TEXT SHOWN:
-- START --

These implicit actions make the above expression equivalent to the following expression in which the same actions are represented explicitly:
//book[some $a in ./author satisfies string(data($a)) = "Mark Twain"]
In keeping with the basic principle of conciseness as well as the principle of backward compatibility, XQuery preserved these implicit XPath conversions and in fact extended them in a uniform way to apply to other parts of the XQuery language. The extraction of atomic values from nodes is called atomization in XQuery, and is applied to sequences as well as to individual nodes. For example, the expression avg(/employee/salary) extracts numeric values from a sequence of salary nodes before applying the avg function.
The implicit conversions described above led to a serious concern for the designers of XQuery: They caused the comparison operators such as = and > to lack the transitivity property. Thus, if $book1/author = $book2/author is true, and $book2/author = $book3/author is true, it is not possible to conclude that $book1/author = $book3/author is true. For example, this inference would fail if $book1/author has the value ("Billy", "Bonnie"), $book2/author has the value ("Bonnie", "Barry"), and $book3/author has the value ("Barry", "Benny").
Transitivity is a useful property for comparison operators. For example, transitivity of equality comparisons is required for certain kinds of query transforms that are useful in optimization. Transitivity of a comparison operator is also required if the operator is to serve as the basis for imposing a global ordering on a sequence of values. Since the six general comparison operators (=, !=, >, >=, <, and <=) lack transitivity, the designers of XQuery decided to supplement them with six more primitive value comparison operators (eq, ne, gt, ge, lt, and le) that have the transitivity property. These primitive comparison operators can be used to compare single atomic values, but they raise an error if either of the operands to be compared is not a single value. The value comparison operators always treat an untyped operand as a string.

-- END --

AIM: Check each statement against the text on XQuery comparisons, answering yes or no and quoting the words that decide it: (a) Atomization in XQuery applies only to individual nodes, not to sequences. (b) The value comparison operators treat an untyped operand as a string. (c) The value comparison operators can compare operands holding several values without raising an error.

[Source data]
-- START --

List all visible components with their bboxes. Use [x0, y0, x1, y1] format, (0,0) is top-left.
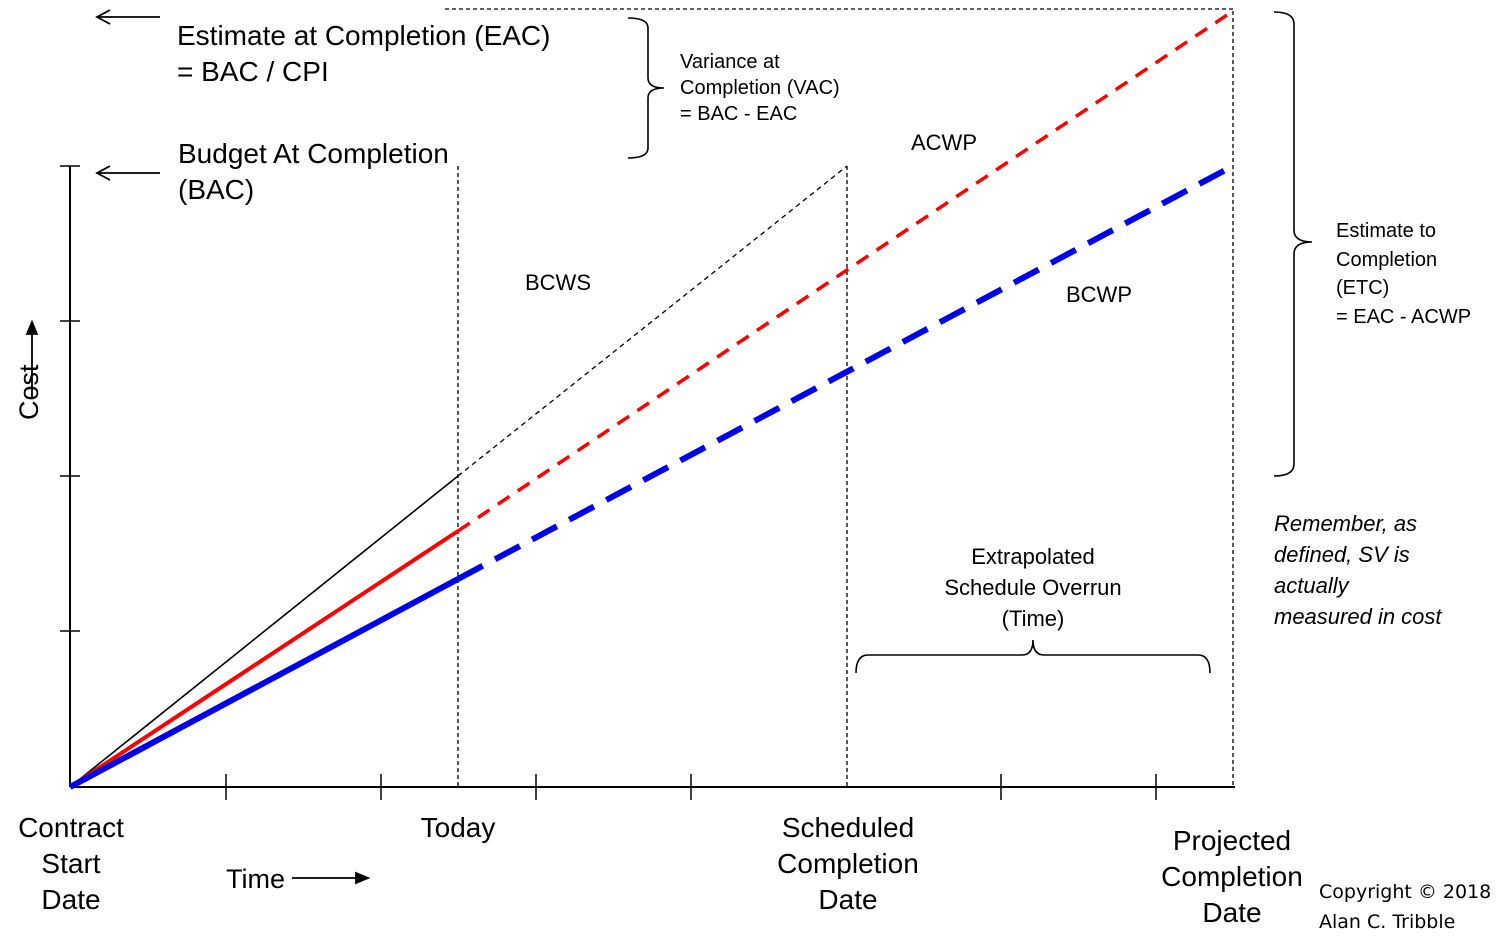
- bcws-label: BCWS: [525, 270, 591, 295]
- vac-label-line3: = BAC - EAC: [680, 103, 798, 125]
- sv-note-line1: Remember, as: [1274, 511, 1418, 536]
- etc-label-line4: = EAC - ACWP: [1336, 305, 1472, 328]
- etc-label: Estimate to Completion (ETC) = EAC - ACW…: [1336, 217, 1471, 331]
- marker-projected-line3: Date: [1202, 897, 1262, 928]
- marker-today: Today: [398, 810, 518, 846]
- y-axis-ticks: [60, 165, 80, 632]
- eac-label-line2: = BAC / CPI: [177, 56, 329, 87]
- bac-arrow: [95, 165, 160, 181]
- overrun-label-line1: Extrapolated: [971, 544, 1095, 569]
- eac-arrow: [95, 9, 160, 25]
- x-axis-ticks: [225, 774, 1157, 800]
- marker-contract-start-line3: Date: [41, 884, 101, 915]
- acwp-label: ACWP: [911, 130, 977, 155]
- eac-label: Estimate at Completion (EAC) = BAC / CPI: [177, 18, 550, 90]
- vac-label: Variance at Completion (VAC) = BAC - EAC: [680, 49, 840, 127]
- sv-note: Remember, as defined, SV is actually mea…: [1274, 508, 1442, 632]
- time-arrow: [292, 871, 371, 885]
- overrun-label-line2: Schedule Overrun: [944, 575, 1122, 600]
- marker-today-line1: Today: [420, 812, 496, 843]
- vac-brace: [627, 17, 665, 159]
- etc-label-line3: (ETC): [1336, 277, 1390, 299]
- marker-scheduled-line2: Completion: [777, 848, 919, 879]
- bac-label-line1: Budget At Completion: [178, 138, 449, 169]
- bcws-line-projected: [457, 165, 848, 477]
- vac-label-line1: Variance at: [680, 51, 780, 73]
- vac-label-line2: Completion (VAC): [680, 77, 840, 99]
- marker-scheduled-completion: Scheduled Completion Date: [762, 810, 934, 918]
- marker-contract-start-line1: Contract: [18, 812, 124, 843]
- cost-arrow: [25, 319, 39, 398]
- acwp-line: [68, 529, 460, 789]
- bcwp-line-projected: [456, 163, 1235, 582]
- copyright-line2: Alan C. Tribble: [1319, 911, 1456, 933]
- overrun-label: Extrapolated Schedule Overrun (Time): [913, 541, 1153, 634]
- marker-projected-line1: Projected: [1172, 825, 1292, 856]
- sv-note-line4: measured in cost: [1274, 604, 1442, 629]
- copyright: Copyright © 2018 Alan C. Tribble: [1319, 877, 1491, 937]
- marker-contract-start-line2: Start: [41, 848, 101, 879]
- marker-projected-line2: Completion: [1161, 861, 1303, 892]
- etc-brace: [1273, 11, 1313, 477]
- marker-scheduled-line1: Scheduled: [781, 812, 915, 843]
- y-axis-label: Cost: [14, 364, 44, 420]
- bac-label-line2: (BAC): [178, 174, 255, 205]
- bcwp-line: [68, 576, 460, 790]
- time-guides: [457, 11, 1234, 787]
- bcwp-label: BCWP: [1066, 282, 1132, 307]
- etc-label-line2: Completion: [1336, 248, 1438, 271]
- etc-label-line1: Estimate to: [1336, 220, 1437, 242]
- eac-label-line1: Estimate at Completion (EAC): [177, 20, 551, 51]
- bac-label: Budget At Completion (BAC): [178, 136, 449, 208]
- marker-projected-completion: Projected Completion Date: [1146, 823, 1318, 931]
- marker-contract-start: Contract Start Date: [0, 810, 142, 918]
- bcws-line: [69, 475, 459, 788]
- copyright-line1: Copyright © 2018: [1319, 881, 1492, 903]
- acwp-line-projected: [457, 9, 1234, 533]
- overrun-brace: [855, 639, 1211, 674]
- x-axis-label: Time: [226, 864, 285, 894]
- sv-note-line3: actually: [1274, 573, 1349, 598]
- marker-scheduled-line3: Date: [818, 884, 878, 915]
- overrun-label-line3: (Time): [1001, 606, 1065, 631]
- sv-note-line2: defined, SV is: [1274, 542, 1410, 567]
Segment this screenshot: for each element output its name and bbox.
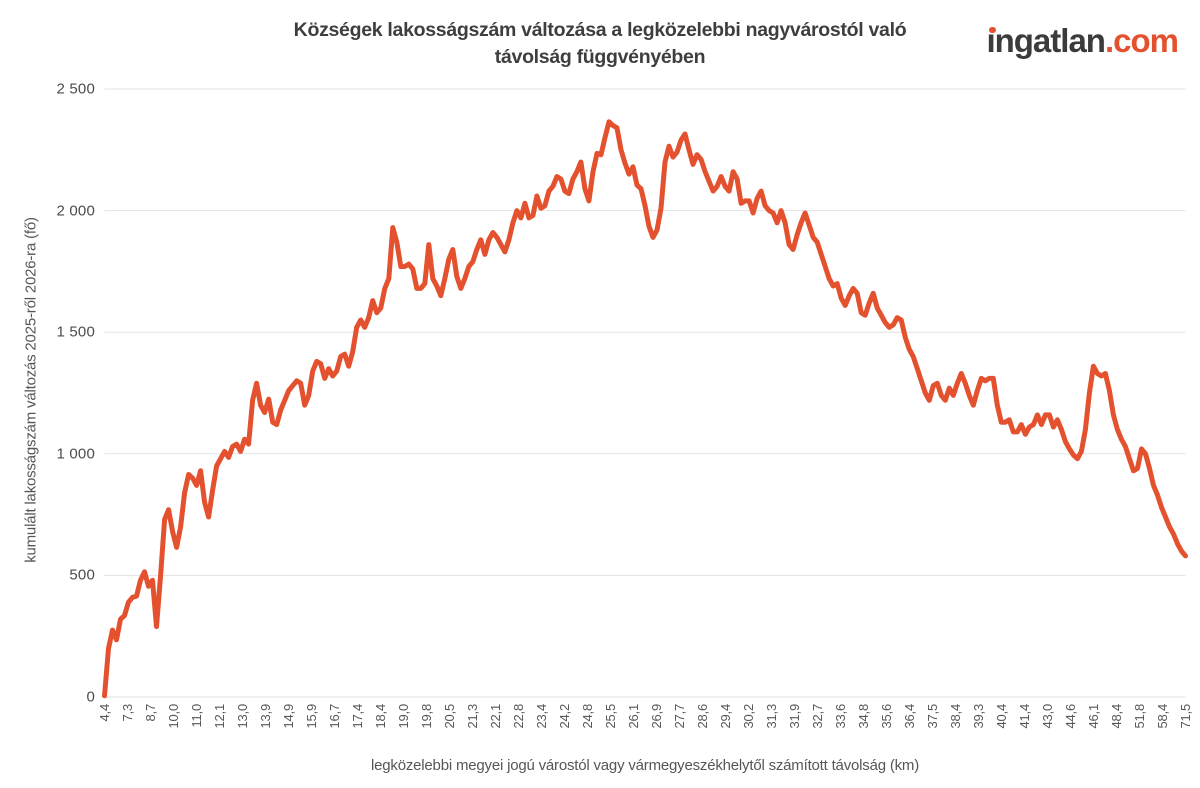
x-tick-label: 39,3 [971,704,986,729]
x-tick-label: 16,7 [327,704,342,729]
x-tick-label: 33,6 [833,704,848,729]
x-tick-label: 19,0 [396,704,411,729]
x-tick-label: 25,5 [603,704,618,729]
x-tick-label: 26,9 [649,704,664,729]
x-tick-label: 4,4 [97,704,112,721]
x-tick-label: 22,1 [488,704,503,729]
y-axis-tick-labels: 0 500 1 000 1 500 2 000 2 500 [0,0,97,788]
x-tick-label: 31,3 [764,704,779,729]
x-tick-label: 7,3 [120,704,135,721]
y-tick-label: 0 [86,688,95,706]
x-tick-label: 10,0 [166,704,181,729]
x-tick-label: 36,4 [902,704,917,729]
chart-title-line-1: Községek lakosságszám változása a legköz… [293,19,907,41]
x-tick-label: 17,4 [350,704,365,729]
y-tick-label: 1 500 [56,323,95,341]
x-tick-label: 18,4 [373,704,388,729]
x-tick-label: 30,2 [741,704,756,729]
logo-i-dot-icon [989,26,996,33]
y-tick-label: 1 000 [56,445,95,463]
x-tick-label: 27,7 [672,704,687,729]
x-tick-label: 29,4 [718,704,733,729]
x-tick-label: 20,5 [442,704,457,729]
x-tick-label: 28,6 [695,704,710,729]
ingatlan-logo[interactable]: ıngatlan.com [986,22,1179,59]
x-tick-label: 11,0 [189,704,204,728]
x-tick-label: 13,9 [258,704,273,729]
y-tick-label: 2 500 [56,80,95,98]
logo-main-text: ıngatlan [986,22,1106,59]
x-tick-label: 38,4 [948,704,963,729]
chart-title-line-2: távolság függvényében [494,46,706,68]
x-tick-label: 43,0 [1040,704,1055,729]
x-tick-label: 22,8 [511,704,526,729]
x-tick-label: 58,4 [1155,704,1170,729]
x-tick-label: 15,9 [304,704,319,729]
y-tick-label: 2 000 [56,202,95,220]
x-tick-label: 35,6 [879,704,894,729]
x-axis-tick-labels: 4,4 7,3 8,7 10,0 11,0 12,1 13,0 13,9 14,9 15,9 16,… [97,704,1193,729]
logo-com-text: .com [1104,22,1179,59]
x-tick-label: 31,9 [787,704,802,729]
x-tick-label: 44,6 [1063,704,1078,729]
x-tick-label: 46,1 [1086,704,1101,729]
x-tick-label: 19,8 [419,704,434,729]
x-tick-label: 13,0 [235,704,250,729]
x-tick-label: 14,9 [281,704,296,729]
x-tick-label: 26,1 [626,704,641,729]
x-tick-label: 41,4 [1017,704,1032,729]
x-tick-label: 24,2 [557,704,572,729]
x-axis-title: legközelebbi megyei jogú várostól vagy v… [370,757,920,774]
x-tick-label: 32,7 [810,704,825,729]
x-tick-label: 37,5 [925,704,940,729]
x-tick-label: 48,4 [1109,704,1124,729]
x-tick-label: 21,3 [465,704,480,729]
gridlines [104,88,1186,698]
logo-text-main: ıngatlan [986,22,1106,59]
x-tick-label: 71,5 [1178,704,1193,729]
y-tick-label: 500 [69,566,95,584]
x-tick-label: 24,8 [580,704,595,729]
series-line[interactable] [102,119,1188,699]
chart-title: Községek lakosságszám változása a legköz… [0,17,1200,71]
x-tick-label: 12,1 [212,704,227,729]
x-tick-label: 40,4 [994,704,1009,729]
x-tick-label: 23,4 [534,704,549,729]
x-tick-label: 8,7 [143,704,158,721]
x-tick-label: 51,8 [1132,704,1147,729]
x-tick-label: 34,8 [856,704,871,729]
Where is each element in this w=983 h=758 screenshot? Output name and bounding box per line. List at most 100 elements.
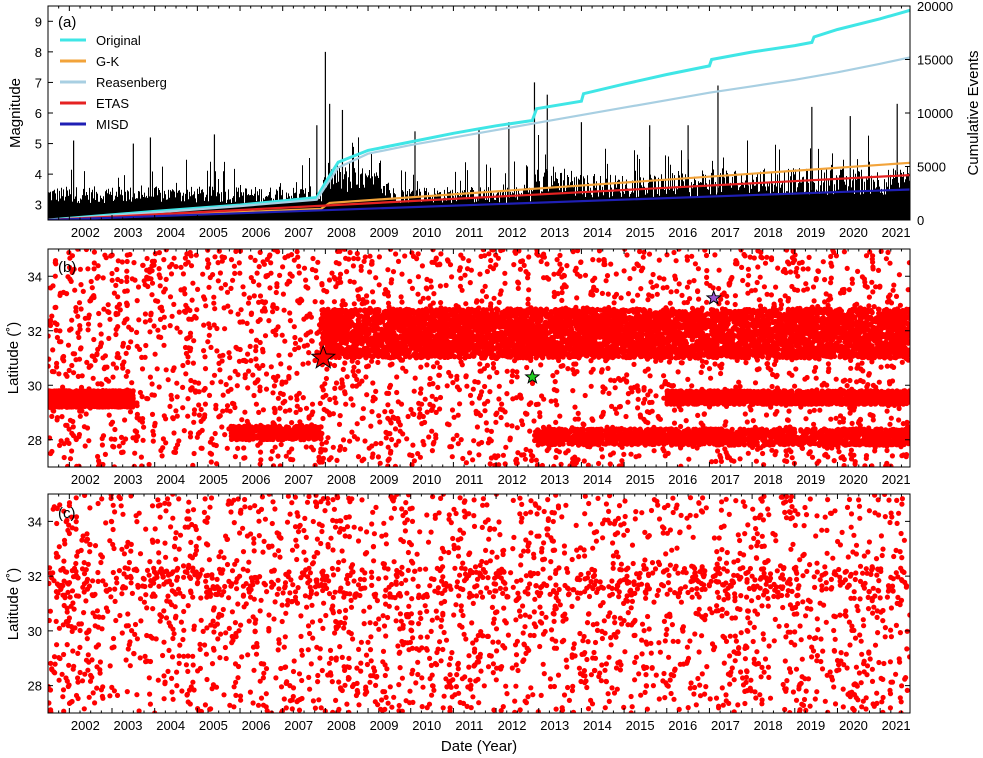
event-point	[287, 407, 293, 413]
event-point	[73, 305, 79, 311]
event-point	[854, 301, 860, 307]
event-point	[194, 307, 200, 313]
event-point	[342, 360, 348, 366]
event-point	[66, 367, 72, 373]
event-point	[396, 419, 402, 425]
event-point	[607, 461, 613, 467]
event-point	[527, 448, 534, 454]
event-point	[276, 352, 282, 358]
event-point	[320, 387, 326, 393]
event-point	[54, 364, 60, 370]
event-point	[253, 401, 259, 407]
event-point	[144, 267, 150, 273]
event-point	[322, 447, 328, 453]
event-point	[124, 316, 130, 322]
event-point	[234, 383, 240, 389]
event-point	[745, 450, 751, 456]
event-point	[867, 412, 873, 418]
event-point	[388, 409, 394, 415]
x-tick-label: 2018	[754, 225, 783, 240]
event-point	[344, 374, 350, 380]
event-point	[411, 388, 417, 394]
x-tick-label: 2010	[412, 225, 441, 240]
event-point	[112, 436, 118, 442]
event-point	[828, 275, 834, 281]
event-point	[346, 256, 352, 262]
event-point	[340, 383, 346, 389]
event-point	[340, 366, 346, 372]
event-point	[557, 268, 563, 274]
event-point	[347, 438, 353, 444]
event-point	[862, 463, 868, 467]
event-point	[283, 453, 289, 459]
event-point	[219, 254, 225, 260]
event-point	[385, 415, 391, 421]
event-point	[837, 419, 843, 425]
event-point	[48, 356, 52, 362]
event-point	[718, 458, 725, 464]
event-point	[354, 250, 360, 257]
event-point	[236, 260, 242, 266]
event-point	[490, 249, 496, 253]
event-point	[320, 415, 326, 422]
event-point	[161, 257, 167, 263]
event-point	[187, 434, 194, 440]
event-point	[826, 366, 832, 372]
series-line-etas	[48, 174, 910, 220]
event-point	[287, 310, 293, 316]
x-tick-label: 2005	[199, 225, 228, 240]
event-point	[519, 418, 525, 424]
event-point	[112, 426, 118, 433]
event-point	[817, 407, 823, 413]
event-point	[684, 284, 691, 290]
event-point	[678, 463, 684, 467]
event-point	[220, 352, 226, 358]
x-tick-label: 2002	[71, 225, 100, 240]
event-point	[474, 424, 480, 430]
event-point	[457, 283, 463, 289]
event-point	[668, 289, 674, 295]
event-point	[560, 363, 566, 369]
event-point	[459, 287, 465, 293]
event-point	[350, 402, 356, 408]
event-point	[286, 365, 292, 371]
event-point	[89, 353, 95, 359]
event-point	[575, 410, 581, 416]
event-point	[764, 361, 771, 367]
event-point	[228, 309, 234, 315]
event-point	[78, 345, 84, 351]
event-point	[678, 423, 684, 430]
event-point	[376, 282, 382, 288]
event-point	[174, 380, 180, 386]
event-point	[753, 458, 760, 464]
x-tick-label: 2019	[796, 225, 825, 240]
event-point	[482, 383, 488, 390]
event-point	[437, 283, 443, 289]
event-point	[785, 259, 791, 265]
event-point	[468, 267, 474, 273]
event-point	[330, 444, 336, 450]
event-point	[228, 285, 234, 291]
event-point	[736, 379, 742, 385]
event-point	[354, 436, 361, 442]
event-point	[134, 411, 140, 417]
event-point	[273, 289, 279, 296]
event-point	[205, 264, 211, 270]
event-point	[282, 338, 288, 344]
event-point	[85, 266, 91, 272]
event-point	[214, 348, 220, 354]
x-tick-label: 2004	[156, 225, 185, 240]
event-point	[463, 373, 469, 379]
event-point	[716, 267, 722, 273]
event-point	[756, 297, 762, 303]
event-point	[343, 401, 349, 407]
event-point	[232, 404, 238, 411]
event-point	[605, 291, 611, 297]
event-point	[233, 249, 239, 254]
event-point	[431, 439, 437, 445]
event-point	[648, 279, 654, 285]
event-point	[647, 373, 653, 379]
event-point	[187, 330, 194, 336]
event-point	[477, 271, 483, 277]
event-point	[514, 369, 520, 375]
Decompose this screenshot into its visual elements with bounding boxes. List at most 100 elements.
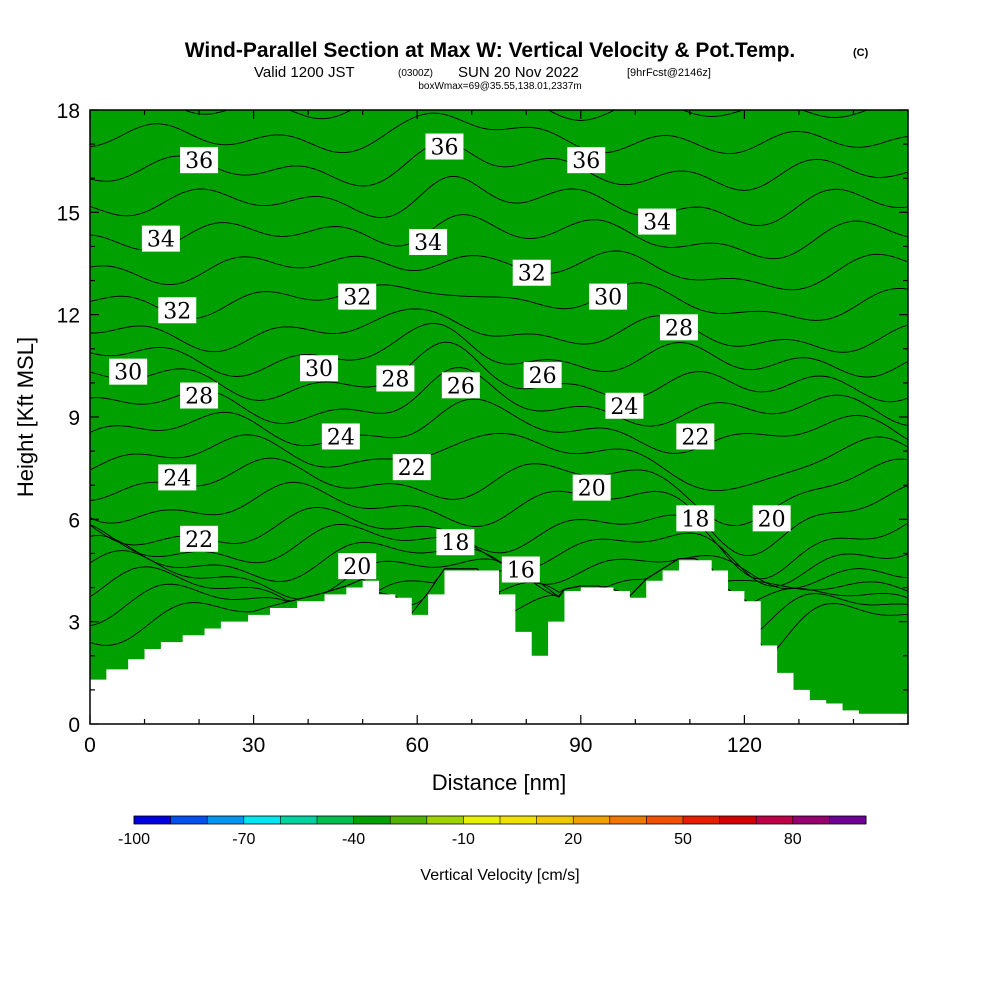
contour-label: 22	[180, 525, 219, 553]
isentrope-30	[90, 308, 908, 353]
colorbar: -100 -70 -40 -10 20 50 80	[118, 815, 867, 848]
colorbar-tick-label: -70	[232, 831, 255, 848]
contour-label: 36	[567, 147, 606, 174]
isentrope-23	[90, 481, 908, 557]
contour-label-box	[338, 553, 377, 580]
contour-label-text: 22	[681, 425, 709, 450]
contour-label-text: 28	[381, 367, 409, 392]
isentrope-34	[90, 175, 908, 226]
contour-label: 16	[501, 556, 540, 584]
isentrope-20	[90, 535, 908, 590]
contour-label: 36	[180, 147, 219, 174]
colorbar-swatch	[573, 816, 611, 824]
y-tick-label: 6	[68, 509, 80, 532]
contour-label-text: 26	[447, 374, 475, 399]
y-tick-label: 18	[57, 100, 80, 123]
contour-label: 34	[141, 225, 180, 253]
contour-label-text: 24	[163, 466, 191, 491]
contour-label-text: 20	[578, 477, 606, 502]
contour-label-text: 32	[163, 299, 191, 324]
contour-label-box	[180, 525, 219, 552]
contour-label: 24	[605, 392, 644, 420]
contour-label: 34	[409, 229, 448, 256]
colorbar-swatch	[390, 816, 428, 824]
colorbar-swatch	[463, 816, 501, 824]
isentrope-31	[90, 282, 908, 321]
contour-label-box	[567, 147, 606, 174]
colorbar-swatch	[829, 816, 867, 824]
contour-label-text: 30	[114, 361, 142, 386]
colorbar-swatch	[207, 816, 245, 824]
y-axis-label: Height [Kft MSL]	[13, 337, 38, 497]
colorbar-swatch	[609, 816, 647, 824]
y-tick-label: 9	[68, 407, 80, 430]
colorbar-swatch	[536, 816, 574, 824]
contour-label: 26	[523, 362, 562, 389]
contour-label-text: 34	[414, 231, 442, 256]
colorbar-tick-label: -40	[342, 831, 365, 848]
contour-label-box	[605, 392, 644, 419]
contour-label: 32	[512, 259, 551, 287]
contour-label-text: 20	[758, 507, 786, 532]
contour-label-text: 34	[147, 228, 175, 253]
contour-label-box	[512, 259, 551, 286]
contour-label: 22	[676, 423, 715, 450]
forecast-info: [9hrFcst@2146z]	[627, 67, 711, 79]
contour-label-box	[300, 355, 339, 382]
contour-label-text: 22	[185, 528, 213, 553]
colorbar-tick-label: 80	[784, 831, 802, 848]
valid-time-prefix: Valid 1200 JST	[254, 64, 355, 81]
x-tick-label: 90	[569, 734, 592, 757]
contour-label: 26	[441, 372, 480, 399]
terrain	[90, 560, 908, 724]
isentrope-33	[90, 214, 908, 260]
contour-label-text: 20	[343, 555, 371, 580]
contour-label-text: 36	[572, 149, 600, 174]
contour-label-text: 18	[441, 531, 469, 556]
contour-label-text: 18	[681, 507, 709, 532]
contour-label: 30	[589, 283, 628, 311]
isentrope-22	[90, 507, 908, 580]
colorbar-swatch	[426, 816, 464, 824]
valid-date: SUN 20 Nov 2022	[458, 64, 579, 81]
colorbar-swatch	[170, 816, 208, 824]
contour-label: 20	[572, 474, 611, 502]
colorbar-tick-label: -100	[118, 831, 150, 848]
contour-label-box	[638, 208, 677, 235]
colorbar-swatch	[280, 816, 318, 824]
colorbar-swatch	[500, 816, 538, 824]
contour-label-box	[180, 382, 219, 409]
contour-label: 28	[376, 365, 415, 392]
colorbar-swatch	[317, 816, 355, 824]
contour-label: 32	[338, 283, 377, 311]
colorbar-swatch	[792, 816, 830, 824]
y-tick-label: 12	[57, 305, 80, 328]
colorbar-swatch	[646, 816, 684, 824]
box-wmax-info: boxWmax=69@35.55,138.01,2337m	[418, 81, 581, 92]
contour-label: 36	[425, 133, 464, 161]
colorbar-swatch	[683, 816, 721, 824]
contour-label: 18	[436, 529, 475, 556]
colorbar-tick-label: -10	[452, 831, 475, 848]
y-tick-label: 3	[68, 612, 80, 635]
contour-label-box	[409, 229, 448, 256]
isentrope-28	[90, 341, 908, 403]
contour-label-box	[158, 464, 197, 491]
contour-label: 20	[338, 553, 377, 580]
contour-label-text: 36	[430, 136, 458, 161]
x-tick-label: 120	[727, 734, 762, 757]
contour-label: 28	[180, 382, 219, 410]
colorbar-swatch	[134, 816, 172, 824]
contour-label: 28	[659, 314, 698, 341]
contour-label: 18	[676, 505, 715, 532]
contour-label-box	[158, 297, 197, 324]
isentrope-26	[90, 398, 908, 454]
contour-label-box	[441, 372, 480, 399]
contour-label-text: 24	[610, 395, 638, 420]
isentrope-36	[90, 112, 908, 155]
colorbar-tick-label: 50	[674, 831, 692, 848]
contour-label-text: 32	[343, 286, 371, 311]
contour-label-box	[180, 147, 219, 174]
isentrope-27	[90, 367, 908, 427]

-- END --

PROBLEM SOLUTION:
(a) No: "is applied to sequences as well as to individual nodes"
(b) Yes: "The value comparison operators always treat an untyped operand as a string."
(c) No: "they raise an error if either of the operands to be compared is not a single value"